PROMPT
Exclude images, then output the remaining data verbatim.

[THE INPUT start]

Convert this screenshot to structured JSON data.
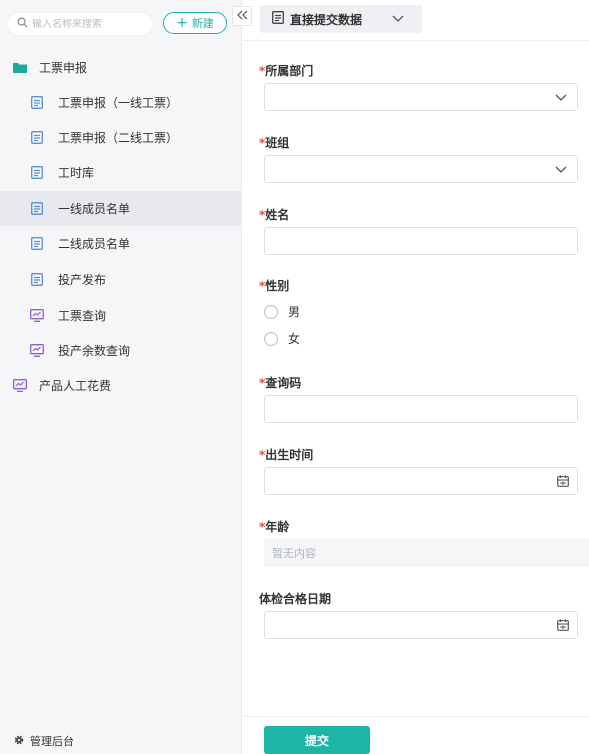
{
  "sidebar": {
    "search_placeholder": "输入名称来搜索",
    "new_button": "新建",
    "collapse_icon": "double-chevron-left",
    "items": [
      {
        "label": "工票申报",
        "icon": "folder-icon"
      },
      {
        "label": "工票申报（一线工票）",
        "icon": "form-icon"
      },
      {
        "label": "工票申报（二线工票）",
        "icon": "form-icon"
      },
      {
        "label": "工时库",
        "icon": "form-icon"
      },
      {
        "label": "一线成员名单",
        "icon": "form-icon",
        "active": true
      },
      {
        "label": "二线成员名单",
        "icon": "form-icon"
      },
      {
        "label": "投产发布",
        "icon": "form-icon"
      },
      {
        "label": "工票查询",
        "icon": "report-icon"
      },
      {
        "label": "投产余数查询",
        "icon": "report-icon"
      },
      {
        "label": "产品人工花费",
        "icon": "report-icon"
      }
    ],
    "admin_label": "管理后台"
  },
  "toolbar": {
    "mode_label": "直接提交数据"
  },
  "form": {
    "required_mark": "*",
    "department_label": "所属部门",
    "team_label": "班组",
    "name_label": "姓名",
    "gender_label": "性别",
    "gender_options": [
      "男",
      "女"
    ],
    "query_code_label": "查询码",
    "birth_label": "出生时间",
    "age_label": "年龄",
    "age_empty": "暂无内容",
    "checkup_label": "体检合格日期",
    "submit_label": "提交"
  },
  "colors": {
    "accent": "#1fb5a6",
    "required": "#e74c3c",
    "folder": "#1fa89a",
    "form_icon": "#5b8fd6",
    "report_icon": "#8e5fd1"
  }
}
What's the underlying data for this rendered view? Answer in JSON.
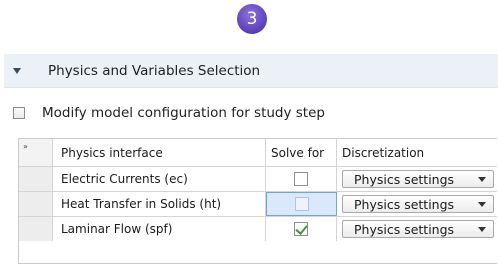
{
  "step_badge": "3",
  "section": {
    "title": "Physics and Variables Selection"
  },
  "modify_config": {
    "label": "Modify model configuration for study step",
    "checked": false
  },
  "table": {
    "expand_glyph": "»",
    "headers": [
      "Physics interface",
      "Solve for",
      "Discretization"
    ],
    "rows": [
      {
        "name": "Electric Currents (ec)",
        "solve": false,
        "discretization": "Physics settings"
      },
      {
        "name": "Heat Transfer in Solids (ht)",
        "solve": false,
        "discretization": "Physics settings"
      },
      {
        "name": "Laminar Flow (spf)",
        "solve": true,
        "discretization": "Physics settings"
      }
    ]
  }
}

[THE INPUT end]

THE ANSWER
Convert this screenshot to structured JSON data.
{
  "sidebar": {
    "search_placeholder": "输入名称来搜索",
    "new_button": "新建",
    "collapse_icon": "double-chevron-left",
    "items": [
      {
        "label": "工票申报",
        "icon": "folder-icon"
      },
      {
        "label": "工票申报（一线工票）",
        "icon": "form-icon"
      },
      {
        "label": "工票申报（二线工票）",
        "icon": "form-icon"
      },
      {
        "label": "工时库",
        "icon": "form-icon"
      },
      {
        "label": "一线成员名单",
        "icon": "form-icon",
        "active": true
      },
      {
        "label": "二线成员名单",
        "icon": "form-icon"
      },
      {
        "label": "投产发布",
        "icon": "form-icon"
      },
      {
        "label": "工票查询",
        "icon": "report-icon"
      },
      {
        "label": "投产余数查询",
        "icon": "report-icon"
      },
      {
        "label": "产品人工花费",
        "icon": "report-icon"
      }
    ],
    "admin_label": "管理后台"
  },
  "toolbar": {
    "mode_label": "直接提交数据"
  },
  "form": {
    "required_mark": "*",
    "department_label": "所属部门",
    "team_label": "班组",
    "name_label": "姓名",
    "gender_label": "性别",
    "gender_options": [
      "男",
      "女"
    ],
    "query_code_label": "查询码",
    "birth_label": "出生时间",
    "age_label": "年龄",
    "age_empty": "暂无内容",
    "checkup_label": "体检合格日期",
    "submit_label": "提交"
  },
  "colors": {
    "accent": "#1fb5a6",
    "required": "#e74c3c",
    "folder": "#1fa89a",
    "form_icon": "#5b8fd6",
    "report_icon": "#8e5fd1"
  }
}
What's the underlying data for this rendered view? Answer in JSON.
{
  "step_badge": "3",
  "section": {
    "title": "Physics and Variables Selection"
  },
  "modify_config": {
    "label": "Modify model configuration for study step",
    "checked": false
  },
  "table": {
    "expand_glyph": "»",
    "headers": [
      "Physics interface",
      "Solve for",
      "Discretization"
    ],
    "rows": [
      {
        "name": "Electric Currents (ec)",
        "solve": false,
        "discretization": "Physics settings"
      },
      {
        "name": "Heat Transfer in Solids (ht)",
        "solve": false,
        "discretization": "Physics settings"
      },
      {
        "name": "Laminar Flow (spf)",
        "solve": true,
        "discretization": "Physics settings"
      }
    ]
  }
}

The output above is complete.